• [Exercise details]: Scan the listing below and copy every line holding "structure".

------ Data supplied ------

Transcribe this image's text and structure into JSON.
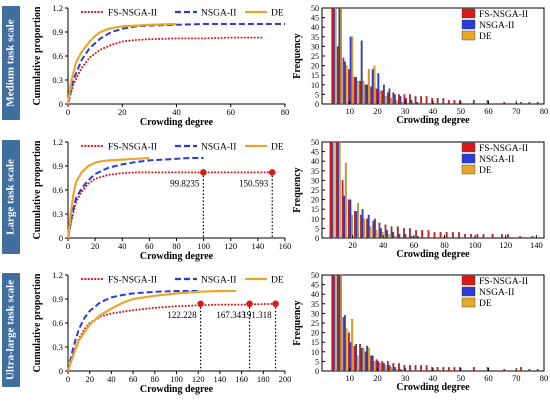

------
------ Data supplied ------

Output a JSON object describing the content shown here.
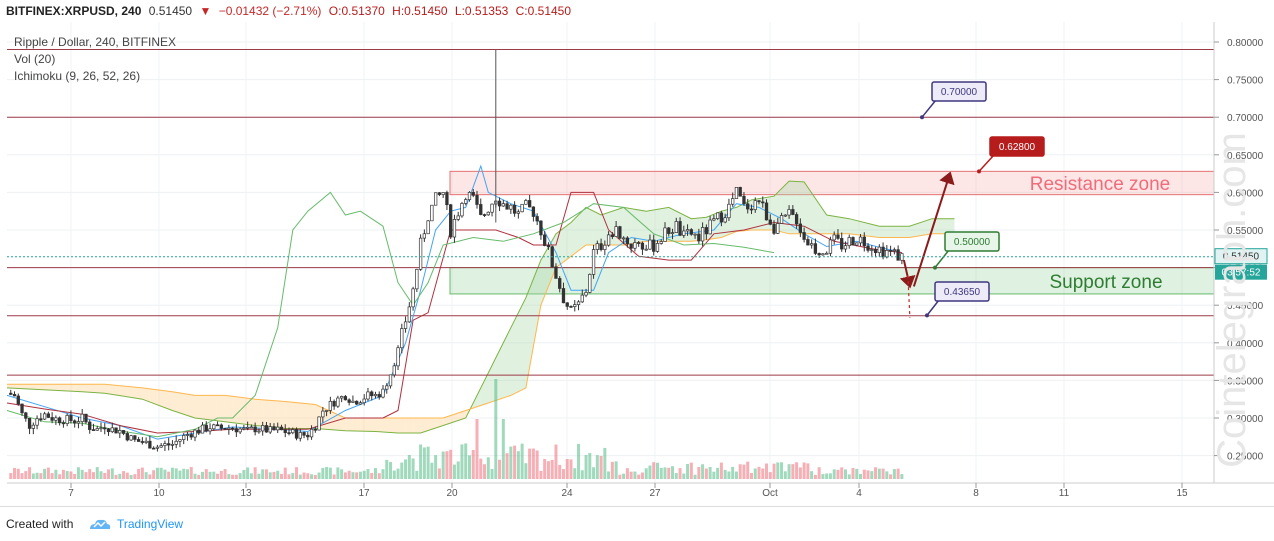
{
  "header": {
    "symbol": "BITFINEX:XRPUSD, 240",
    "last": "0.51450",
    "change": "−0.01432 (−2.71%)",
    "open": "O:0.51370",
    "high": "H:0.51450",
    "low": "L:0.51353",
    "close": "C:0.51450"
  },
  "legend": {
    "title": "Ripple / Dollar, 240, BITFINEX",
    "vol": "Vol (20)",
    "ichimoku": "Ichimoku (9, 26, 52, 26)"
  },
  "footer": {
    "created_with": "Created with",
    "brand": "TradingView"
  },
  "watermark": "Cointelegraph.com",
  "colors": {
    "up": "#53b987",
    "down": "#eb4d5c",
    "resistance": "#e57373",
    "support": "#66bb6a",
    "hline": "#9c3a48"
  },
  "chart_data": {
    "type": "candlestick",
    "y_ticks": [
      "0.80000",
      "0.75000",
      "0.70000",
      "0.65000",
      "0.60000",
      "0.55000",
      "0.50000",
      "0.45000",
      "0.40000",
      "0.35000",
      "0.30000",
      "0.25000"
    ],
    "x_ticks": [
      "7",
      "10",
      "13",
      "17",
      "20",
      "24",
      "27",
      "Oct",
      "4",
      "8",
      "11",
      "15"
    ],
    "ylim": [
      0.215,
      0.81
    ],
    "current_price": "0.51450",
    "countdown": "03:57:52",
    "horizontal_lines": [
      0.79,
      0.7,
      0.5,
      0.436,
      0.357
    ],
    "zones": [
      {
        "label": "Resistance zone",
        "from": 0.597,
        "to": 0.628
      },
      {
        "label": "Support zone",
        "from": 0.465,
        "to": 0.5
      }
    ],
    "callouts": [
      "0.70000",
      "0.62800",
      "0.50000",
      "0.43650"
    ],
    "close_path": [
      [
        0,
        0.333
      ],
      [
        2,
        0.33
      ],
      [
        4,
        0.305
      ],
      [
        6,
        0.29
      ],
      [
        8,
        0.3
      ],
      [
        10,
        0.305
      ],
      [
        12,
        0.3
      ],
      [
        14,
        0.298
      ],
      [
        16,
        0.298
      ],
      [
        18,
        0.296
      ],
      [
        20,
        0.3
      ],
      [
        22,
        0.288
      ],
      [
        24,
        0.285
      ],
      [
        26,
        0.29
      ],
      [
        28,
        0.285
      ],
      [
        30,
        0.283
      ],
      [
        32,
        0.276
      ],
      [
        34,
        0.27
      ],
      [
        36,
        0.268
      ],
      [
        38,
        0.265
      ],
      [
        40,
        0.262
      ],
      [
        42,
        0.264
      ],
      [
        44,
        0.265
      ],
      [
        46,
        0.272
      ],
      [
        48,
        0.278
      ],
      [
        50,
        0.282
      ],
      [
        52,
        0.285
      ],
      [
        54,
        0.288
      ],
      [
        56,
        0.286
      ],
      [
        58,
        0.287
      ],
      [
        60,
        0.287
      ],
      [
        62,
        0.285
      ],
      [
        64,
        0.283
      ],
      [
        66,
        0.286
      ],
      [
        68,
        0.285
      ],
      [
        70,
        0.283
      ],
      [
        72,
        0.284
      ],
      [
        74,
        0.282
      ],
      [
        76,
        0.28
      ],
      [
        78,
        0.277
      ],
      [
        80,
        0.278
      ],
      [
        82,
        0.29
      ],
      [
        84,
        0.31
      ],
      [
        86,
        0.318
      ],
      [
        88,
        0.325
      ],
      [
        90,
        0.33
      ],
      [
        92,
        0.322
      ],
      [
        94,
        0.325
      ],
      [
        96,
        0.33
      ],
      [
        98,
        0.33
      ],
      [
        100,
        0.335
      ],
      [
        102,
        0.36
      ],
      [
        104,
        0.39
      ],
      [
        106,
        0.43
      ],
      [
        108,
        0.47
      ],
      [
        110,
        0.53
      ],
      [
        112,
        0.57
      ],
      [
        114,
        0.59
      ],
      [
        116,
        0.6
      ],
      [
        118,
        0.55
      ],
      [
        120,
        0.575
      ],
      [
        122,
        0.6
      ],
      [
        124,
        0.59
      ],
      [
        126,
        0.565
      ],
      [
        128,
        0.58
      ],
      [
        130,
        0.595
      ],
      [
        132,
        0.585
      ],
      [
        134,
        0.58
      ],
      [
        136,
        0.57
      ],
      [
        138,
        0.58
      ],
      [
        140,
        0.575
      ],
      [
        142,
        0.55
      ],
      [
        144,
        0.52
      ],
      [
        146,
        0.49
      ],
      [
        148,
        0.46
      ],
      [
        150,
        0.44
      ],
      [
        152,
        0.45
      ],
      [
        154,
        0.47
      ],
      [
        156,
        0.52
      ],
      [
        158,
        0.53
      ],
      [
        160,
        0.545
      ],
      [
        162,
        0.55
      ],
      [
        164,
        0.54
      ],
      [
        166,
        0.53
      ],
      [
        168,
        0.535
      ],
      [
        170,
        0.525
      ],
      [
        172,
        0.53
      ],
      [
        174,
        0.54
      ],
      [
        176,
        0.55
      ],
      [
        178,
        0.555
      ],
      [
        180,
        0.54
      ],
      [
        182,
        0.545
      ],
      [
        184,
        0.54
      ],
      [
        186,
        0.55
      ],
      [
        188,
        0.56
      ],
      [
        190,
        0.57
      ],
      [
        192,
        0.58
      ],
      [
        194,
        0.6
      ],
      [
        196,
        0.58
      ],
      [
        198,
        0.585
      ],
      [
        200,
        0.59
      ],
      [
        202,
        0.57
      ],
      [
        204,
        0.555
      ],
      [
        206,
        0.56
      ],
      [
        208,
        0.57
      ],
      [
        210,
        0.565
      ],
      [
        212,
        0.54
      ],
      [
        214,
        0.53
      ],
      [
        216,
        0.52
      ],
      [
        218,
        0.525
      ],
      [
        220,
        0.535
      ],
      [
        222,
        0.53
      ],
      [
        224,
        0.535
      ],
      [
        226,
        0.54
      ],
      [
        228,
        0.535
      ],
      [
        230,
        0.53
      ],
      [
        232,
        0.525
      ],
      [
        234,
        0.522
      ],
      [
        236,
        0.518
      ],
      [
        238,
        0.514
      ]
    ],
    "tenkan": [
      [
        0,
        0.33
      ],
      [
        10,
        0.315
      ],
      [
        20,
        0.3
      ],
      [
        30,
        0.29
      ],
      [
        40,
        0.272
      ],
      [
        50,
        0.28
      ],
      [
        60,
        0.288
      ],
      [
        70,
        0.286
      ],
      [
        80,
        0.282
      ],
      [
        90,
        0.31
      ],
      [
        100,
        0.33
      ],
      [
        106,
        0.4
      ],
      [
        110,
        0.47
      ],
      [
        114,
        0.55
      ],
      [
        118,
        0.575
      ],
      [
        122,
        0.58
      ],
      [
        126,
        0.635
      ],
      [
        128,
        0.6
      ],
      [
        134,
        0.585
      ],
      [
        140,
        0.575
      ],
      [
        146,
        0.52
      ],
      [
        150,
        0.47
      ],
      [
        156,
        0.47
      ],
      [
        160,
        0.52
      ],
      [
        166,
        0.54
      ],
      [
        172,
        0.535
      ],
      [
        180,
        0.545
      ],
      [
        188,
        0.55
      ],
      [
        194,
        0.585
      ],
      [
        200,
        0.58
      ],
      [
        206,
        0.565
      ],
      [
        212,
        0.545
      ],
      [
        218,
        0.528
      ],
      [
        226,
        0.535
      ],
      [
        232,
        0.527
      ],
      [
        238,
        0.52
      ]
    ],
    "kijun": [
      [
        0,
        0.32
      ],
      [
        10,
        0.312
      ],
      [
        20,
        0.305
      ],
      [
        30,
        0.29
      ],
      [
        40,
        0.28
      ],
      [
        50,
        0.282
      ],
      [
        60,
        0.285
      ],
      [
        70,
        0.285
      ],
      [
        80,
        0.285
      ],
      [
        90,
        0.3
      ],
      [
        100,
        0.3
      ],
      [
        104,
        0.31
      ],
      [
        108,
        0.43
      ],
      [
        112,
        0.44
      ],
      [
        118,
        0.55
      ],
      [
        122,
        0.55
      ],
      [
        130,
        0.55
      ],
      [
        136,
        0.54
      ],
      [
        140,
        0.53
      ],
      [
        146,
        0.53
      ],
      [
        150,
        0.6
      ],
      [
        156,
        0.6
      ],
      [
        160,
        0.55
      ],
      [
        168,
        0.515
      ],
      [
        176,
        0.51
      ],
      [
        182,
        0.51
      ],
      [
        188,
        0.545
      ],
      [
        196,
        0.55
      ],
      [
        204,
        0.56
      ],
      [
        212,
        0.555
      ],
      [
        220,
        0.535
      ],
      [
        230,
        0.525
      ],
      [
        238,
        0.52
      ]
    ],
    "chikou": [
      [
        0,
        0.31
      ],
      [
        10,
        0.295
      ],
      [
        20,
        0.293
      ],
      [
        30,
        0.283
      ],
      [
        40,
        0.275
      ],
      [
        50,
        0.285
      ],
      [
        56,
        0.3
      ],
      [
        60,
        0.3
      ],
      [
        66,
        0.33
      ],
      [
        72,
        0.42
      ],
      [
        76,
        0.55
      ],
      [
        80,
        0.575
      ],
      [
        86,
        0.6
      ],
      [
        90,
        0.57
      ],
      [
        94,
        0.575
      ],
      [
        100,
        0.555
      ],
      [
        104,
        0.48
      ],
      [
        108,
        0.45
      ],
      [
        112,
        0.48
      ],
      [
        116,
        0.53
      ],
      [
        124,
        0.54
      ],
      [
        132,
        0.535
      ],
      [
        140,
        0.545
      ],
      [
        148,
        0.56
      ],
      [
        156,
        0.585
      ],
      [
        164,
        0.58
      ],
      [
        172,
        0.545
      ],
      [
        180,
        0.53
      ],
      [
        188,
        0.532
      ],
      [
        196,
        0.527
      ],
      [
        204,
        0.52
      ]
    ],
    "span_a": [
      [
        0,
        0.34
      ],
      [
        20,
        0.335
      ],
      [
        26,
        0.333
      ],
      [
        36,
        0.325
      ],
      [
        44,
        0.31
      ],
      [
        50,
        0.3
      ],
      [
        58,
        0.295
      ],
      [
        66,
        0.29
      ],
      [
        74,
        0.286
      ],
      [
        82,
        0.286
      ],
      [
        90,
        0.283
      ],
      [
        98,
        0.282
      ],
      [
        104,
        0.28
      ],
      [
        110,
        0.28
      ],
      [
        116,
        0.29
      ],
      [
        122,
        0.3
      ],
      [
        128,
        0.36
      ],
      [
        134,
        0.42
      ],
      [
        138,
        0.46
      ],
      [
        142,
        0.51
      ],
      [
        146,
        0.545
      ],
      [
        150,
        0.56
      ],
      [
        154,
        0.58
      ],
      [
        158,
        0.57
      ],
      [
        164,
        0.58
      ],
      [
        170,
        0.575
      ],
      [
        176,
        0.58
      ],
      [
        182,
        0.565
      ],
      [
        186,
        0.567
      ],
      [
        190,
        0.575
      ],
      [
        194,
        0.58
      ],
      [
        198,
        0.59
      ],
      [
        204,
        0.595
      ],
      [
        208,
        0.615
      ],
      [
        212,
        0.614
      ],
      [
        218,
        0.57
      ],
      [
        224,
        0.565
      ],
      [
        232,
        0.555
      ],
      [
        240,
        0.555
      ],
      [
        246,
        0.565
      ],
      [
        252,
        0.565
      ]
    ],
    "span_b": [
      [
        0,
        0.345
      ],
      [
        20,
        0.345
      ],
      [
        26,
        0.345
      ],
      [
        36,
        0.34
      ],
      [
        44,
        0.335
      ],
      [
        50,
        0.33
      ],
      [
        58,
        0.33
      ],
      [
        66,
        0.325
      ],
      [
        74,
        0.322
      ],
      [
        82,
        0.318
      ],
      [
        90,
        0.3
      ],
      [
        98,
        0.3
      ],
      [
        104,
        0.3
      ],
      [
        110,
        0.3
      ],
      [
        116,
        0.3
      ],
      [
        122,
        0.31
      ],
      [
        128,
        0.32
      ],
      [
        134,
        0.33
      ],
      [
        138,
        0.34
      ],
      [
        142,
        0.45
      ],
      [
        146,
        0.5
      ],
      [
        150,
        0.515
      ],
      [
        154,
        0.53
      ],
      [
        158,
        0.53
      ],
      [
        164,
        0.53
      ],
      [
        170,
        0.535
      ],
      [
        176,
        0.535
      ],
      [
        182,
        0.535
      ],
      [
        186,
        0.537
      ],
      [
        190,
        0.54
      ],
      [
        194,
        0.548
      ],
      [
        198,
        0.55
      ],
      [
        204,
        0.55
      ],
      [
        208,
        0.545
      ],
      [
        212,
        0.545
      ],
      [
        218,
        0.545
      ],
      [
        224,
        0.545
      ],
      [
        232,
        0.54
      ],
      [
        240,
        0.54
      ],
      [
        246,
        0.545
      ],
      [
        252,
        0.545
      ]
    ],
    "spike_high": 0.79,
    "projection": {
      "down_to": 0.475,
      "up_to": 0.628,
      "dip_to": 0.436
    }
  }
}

------
------ Data supplied ------

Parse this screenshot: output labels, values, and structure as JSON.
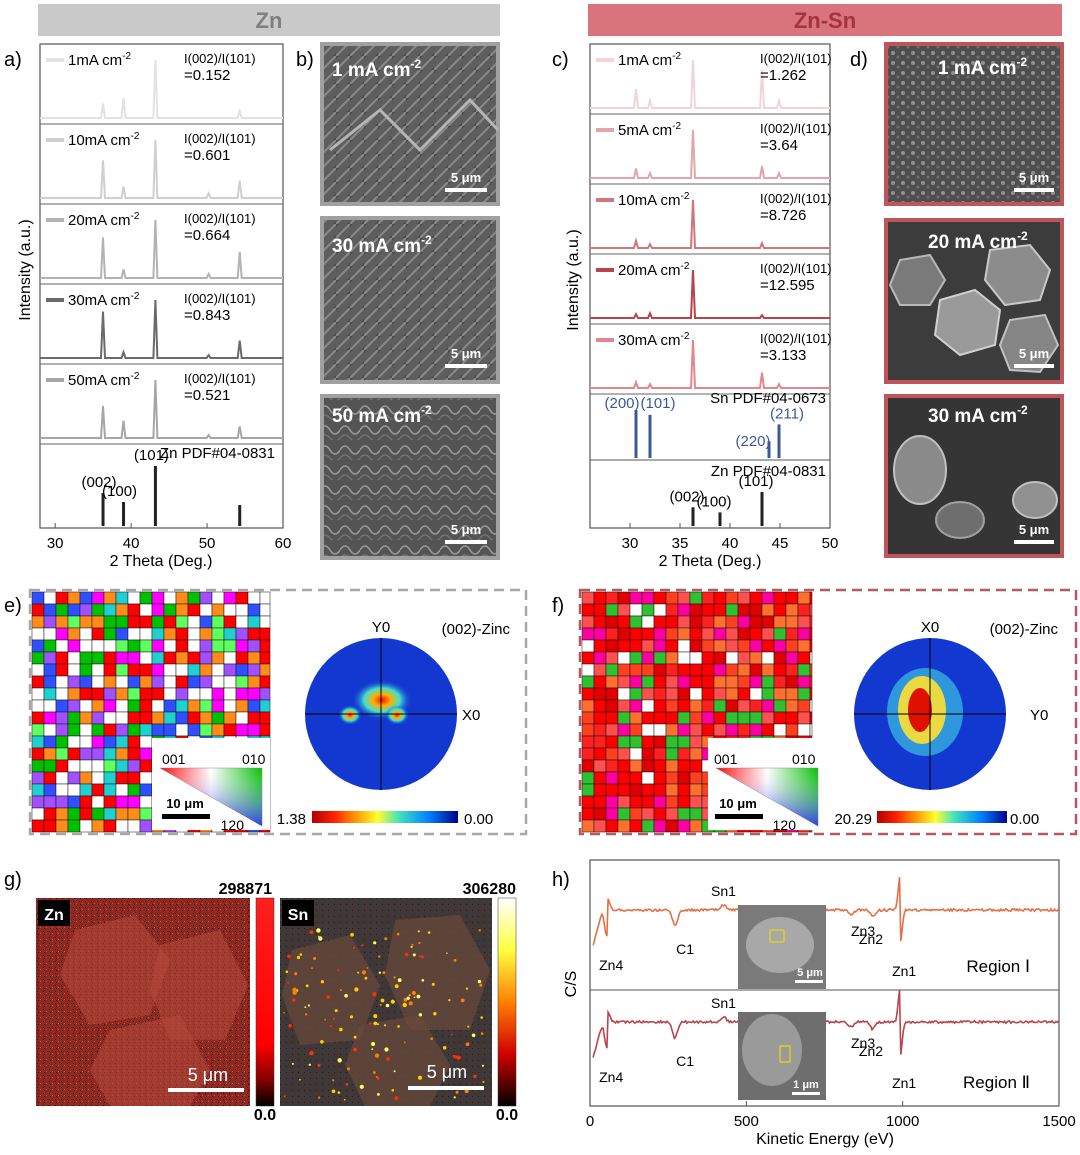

------

• [The output]:
Transcribe this image's text and structure into JSON.
Parse this screenshot: output labels, values, and structure as JSON.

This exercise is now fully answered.